**Your objective**
List every Household Consumer Expenditure Survey round named in the abstract on India's dietary GHG emissions below.

**Text extract**
## START

EGU26-20094, updated on 14 Mar 2026
https://doi.org/10.5194/egusphere-egu26-20094
EGU General Assembly 2026
© Author(s) 2026. This work is distributed under
the Creative Commons Attribution 4.0 License.
PICO | Thursday, 07 May, 09:03–09:05 (CEST)
 
PICO spot 2
Expenditure–Driven Patterns in India’s Dietary GHG Emissions
Saumya Yadav and Srinidhi Balasubramanian
Saumya Yadav and Srinidhi Balasubramanian
  • India (saumyayadav@iitb.ac.in)

Dietary patterns in India are increasingly shifting toward higher consumption of animal-based foods, with implications for climate change. However, dietary choices in a country with widespread economic disparities are influenced by socioeconomic factors. While previous studies have examined the role of income (or expenditure) on food consumption, their contributions in driving dietary GHG are not well explored. Here, we link literature-derived GHG emission factors for food items with food consumption data obtained from three rounds of the Household Consumer Expenditure Survey (1999-00, 2011-12, 2022-23), further differentiated by deciles based on monthly per-capita expenditure.

## END

Stored records
## START

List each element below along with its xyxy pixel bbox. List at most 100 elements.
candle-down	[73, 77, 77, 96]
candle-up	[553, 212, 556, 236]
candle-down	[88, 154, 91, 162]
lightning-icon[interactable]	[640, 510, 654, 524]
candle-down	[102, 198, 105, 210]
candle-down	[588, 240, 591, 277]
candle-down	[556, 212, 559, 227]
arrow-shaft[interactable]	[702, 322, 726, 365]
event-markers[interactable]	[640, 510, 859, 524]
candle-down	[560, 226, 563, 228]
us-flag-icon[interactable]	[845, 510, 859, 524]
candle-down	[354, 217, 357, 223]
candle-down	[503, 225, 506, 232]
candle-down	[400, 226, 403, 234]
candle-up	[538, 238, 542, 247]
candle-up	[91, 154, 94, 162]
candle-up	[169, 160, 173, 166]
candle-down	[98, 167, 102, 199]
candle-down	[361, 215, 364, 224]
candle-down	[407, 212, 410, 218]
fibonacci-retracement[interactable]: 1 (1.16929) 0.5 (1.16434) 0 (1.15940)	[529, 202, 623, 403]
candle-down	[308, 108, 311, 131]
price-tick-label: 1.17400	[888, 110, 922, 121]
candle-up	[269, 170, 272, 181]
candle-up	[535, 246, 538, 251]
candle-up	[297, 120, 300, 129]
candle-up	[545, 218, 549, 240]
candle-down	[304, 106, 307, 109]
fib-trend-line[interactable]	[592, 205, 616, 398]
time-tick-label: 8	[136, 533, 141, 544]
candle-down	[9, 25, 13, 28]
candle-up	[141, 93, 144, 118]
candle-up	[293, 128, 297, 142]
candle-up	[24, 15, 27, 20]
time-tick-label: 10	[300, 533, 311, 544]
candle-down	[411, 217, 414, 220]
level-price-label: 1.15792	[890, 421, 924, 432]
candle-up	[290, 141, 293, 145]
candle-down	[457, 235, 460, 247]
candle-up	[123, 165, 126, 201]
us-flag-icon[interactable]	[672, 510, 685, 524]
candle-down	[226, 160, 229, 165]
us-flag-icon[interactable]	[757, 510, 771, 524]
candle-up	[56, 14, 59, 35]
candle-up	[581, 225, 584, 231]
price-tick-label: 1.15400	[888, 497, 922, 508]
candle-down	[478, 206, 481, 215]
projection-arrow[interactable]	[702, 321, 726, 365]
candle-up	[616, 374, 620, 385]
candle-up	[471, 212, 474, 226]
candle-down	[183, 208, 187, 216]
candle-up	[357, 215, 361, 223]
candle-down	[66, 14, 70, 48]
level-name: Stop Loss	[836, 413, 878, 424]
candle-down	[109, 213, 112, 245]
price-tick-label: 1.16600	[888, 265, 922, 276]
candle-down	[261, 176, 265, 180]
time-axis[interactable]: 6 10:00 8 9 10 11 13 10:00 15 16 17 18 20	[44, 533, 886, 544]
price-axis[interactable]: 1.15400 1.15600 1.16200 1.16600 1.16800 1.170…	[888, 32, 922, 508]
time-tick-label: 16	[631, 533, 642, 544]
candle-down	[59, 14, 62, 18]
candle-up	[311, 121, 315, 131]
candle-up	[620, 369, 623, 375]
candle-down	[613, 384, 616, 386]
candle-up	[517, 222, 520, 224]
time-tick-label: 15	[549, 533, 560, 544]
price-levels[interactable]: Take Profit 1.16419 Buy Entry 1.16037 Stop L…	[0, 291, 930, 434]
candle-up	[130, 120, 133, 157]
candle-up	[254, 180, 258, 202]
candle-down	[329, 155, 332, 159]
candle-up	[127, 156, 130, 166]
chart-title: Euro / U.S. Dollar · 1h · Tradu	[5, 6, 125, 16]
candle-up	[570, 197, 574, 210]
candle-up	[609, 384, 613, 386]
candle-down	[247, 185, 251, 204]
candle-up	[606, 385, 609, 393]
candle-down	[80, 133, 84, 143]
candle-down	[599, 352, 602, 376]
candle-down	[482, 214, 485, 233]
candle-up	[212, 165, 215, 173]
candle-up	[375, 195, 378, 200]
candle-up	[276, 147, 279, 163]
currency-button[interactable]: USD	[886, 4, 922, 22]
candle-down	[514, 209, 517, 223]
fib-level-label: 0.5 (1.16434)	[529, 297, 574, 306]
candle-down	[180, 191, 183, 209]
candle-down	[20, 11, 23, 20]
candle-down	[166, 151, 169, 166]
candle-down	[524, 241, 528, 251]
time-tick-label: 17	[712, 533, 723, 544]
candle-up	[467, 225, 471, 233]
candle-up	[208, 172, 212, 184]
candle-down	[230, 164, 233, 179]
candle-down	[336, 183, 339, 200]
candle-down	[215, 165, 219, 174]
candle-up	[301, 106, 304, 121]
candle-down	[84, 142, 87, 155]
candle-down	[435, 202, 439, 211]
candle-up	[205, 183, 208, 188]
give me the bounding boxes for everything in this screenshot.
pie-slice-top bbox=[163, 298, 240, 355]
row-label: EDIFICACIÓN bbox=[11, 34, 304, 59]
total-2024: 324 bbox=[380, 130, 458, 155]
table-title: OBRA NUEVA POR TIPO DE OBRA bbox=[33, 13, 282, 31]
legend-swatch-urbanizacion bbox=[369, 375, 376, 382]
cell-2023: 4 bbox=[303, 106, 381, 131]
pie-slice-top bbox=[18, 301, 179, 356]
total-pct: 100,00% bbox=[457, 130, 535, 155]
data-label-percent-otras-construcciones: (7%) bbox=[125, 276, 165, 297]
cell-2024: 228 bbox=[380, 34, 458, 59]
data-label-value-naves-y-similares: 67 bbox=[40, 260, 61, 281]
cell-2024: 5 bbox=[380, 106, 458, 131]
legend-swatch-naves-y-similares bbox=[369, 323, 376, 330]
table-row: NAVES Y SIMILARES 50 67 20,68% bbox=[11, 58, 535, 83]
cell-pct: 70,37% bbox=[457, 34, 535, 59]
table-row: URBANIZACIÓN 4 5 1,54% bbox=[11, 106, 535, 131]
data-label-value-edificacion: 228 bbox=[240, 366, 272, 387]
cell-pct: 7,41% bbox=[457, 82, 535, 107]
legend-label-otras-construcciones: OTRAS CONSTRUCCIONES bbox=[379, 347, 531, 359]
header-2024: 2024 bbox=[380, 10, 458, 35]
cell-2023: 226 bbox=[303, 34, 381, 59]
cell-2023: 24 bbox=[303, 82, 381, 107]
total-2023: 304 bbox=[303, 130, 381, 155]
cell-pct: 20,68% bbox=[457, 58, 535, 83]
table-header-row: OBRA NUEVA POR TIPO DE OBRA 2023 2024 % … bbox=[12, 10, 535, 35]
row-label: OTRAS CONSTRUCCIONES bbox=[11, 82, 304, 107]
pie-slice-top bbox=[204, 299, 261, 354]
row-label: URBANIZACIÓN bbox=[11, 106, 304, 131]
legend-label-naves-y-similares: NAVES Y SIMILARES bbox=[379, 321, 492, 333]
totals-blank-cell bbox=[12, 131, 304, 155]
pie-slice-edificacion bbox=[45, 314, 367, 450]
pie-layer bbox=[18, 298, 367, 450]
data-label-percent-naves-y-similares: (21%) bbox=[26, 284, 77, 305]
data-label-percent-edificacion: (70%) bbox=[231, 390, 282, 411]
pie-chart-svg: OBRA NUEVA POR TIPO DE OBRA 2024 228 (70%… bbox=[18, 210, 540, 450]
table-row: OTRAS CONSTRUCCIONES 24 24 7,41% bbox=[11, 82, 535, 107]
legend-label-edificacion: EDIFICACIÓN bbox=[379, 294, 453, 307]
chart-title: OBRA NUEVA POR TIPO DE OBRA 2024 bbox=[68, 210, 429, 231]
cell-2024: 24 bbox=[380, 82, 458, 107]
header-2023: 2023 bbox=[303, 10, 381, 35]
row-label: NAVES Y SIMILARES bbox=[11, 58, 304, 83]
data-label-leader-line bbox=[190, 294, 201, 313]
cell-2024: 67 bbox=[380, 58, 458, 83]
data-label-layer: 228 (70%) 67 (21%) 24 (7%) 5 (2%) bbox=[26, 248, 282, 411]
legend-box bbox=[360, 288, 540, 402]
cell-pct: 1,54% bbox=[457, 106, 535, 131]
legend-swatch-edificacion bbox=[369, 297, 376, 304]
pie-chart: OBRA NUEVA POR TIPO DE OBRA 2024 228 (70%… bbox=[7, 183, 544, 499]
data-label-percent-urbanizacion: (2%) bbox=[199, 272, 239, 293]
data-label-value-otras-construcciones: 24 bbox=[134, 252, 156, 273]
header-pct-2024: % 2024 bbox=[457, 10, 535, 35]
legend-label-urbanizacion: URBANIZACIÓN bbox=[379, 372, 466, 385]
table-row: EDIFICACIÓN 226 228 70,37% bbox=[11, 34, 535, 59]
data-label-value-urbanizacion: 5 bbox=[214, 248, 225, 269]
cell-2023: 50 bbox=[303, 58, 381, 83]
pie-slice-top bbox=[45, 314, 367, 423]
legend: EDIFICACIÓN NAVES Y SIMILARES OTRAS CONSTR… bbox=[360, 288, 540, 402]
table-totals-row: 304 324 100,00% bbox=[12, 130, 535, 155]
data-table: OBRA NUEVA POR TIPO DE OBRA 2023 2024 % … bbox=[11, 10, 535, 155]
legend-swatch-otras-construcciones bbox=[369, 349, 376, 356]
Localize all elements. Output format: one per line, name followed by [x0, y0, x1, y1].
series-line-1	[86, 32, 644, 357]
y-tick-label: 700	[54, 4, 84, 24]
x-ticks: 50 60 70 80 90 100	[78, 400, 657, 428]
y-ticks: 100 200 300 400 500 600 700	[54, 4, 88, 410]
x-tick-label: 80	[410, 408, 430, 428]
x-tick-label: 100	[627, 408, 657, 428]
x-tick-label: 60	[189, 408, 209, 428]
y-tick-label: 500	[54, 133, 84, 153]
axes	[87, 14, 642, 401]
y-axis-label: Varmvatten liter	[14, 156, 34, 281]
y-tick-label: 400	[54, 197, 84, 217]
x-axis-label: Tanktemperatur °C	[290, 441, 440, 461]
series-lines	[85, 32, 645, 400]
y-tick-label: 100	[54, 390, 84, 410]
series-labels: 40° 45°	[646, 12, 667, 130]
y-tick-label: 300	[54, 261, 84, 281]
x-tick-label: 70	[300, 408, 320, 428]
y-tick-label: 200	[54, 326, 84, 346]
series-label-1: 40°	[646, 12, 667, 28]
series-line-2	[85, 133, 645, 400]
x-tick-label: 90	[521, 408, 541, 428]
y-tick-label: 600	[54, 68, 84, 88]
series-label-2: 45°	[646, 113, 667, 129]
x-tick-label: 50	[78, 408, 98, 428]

## END

**Task result**
1999-00, 2011-12, 2022-23